>> START
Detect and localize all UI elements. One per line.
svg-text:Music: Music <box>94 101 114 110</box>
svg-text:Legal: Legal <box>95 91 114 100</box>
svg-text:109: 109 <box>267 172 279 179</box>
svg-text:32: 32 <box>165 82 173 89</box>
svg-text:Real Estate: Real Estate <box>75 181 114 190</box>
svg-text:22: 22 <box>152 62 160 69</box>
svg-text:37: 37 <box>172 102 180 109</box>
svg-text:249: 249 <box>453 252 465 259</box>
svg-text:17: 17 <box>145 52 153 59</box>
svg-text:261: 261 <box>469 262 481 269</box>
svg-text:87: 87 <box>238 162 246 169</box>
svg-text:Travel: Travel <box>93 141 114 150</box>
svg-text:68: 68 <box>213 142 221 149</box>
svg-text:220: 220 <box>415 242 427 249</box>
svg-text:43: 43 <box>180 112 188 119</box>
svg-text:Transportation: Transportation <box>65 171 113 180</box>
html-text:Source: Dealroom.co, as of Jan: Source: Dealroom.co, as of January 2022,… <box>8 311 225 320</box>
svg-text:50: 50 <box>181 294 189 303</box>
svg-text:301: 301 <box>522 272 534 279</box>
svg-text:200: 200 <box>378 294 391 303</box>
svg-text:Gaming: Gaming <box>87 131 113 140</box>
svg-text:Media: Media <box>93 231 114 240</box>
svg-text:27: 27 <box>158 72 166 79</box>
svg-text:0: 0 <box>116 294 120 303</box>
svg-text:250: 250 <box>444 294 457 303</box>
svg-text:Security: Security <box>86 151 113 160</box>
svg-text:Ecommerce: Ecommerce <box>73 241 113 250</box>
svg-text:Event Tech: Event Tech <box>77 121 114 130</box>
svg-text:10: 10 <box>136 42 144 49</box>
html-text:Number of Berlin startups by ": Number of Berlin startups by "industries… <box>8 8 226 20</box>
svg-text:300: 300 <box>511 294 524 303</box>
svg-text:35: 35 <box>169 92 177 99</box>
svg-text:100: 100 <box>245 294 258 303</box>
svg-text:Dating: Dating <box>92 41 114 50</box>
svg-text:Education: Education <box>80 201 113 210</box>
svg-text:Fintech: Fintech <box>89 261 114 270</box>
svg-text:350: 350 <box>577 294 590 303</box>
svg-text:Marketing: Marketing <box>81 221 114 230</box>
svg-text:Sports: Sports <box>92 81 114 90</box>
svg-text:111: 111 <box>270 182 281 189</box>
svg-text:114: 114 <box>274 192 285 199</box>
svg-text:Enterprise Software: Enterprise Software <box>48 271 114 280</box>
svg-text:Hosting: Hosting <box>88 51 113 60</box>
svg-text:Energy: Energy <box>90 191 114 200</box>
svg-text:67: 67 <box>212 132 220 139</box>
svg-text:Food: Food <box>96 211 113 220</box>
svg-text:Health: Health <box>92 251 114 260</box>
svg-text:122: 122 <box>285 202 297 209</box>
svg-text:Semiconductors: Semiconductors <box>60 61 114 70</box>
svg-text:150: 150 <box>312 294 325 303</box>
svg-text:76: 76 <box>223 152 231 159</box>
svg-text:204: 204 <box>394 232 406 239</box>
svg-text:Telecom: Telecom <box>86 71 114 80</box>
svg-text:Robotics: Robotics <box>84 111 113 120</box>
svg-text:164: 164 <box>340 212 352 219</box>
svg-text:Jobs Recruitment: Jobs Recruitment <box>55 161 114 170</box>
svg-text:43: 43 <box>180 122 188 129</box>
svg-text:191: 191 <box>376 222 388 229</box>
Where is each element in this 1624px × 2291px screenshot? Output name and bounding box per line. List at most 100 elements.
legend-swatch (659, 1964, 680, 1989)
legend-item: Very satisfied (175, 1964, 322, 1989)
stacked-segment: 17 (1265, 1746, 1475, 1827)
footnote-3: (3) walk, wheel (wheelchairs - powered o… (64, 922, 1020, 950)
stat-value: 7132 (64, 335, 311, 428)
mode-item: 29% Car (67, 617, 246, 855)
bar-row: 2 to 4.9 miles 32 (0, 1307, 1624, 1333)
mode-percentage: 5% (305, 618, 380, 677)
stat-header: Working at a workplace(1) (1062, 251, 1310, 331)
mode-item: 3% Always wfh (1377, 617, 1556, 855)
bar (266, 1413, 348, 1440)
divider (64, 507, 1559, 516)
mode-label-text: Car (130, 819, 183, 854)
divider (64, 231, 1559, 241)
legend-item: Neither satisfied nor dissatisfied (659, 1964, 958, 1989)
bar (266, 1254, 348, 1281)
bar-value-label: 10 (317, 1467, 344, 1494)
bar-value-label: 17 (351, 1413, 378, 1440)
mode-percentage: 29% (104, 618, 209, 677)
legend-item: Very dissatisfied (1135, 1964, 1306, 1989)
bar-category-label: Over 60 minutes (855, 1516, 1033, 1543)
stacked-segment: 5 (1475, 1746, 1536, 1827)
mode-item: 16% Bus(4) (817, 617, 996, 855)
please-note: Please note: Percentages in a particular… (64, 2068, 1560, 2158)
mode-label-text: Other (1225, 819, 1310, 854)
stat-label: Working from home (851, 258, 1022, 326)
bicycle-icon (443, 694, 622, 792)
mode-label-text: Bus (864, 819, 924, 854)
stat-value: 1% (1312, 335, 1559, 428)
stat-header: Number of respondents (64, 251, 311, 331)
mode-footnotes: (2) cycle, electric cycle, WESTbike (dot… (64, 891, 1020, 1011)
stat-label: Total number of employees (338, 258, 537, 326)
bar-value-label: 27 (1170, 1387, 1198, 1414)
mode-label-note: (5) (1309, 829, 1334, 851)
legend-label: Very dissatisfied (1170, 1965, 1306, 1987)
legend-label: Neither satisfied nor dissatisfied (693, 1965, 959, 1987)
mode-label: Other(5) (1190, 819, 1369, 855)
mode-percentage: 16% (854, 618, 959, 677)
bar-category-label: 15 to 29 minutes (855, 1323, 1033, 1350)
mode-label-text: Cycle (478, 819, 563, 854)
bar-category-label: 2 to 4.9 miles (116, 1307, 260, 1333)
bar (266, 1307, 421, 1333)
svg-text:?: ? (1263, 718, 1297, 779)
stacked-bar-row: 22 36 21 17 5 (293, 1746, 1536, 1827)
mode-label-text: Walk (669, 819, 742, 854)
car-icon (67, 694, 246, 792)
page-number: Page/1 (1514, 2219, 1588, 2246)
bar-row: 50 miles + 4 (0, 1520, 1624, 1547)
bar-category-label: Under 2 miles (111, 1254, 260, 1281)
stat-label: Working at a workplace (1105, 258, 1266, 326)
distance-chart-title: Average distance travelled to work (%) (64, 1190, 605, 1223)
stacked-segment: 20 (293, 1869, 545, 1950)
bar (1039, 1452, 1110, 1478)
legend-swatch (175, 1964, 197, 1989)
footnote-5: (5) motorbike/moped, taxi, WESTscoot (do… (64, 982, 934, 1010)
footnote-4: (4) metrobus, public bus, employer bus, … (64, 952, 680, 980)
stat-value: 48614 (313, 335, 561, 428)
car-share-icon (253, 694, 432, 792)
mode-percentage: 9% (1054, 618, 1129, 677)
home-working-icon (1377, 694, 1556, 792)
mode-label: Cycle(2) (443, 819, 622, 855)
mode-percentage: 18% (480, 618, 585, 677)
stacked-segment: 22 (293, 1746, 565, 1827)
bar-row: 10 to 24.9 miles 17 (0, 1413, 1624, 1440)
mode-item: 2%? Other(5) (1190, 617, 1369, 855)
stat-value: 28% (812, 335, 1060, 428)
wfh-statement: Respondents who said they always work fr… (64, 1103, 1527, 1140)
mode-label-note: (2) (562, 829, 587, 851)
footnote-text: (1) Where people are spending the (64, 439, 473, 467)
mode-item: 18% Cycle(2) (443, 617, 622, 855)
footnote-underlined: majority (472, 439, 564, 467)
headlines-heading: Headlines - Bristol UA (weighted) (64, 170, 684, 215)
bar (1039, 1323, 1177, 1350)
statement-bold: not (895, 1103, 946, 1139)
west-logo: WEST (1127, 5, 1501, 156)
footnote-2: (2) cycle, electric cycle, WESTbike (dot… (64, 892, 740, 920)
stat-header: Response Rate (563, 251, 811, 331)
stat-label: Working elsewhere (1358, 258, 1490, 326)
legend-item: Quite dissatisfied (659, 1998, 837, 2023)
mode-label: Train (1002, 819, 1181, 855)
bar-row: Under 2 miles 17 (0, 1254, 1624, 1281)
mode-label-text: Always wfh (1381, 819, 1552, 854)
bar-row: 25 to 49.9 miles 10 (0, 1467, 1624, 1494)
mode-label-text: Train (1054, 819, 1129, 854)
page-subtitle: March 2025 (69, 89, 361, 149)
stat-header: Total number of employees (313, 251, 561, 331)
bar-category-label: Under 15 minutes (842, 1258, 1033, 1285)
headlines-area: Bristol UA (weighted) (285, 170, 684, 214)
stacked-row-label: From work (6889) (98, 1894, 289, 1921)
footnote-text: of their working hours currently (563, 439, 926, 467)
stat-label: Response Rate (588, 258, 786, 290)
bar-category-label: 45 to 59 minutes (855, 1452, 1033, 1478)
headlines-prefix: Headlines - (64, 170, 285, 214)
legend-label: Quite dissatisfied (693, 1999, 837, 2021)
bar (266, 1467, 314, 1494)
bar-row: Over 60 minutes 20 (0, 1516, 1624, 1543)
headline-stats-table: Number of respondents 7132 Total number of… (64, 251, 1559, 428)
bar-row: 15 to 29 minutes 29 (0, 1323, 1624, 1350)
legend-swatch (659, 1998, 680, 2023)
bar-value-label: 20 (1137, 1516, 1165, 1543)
>> END
**GIVEN INSTRUCTION**
Print the material word for word, from its first line through the line containing "svg-text:250: 250 <box>444 294 457 303</box>", with both of those lines included.

**WRITTEN RESPONSE**
Detect and localize all UI elements. One per line.
svg-text:Music: Music <box>94 101 114 110</box>
svg-text:Legal: Legal <box>95 91 114 100</box>
svg-text:109: 109 <box>267 172 279 179</box>
svg-text:32: 32 <box>165 82 173 89</box>
svg-text:Real Estate: Real Estate <box>75 181 114 190</box>
svg-text:22: 22 <box>152 62 160 69</box>
svg-text:37: 37 <box>172 102 180 109</box>
svg-text:249: 249 <box>453 252 465 259</box>
svg-text:17: 17 <box>145 52 153 59</box>
svg-text:261: 261 <box>469 262 481 269</box>
svg-text:87: 87 <box>238 162 246 169</box>
svg-text:Travel: Travel <box>93 141 114 150</box>
svg-text:68: 68 <box>213 142 221 149</box>
svg-text:220: 220 <box>415 242 427 249</box>
svg-text:43: 43 <box>180 112 188 119</box>
svg-text:Transportation: Transportation <box>65 171 113 180</box>
html-text:Source: Dealroom.co, as of Jan: Source: Dealroom.co, as of January 2022,… <box>8 311 225 320</box>
svg-text:50: 50 <box>181 294 189 303</box>
svg-text:301: 301 <box>522 272 534 279</box>
svg-text:200: 200 <box>378 294 391 303</box>
svg-text:Gaming: Gaming <box>87 131 113 140</box>
svg-text:Media: Media <box>93 231 114 240</box>
svg-text:27: 27 <box>158 72 166 79</box>
svg-text:0: 0 <box>116 294 120 303</box>
svg-text:250: 250 <box>444 294 457 303</box>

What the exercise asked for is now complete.